[Collected data entries]

........

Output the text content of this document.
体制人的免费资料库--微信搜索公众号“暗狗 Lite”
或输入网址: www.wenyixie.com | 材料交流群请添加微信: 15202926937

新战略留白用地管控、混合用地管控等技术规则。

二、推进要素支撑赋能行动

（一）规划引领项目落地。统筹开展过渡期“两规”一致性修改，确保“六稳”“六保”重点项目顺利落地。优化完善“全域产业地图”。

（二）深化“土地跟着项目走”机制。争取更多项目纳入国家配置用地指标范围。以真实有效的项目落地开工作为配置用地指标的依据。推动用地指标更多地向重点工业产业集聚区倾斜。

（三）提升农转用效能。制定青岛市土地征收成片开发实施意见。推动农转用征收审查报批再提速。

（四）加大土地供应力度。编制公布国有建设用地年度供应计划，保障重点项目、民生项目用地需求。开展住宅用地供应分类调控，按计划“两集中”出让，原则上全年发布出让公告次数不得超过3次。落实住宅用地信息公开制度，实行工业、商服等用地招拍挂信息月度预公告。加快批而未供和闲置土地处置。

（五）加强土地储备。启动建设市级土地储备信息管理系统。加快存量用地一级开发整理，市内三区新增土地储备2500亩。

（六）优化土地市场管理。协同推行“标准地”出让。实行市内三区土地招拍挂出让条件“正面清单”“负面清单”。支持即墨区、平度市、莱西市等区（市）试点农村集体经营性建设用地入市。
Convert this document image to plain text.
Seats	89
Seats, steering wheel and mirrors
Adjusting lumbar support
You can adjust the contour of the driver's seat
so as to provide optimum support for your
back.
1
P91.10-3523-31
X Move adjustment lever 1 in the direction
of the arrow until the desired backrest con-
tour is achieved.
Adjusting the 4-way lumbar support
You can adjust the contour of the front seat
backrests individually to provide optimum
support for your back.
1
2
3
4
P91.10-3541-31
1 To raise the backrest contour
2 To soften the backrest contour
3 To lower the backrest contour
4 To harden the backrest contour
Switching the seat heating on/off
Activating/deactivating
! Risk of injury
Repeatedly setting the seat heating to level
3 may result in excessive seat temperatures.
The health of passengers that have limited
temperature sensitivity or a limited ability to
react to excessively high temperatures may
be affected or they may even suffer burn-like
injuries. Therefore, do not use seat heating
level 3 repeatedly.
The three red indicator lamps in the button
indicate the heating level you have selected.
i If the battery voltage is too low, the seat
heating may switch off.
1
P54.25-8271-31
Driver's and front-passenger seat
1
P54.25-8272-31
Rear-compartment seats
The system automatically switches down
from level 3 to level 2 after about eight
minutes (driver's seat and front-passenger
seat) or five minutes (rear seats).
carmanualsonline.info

........

§ TASK TO CARRY OUT: Write out every line of the listing that holds the word "limited".

§ COMPLETE OUTPUT:
The health of passengers that have limited
temperature sensitivity or a limited ability to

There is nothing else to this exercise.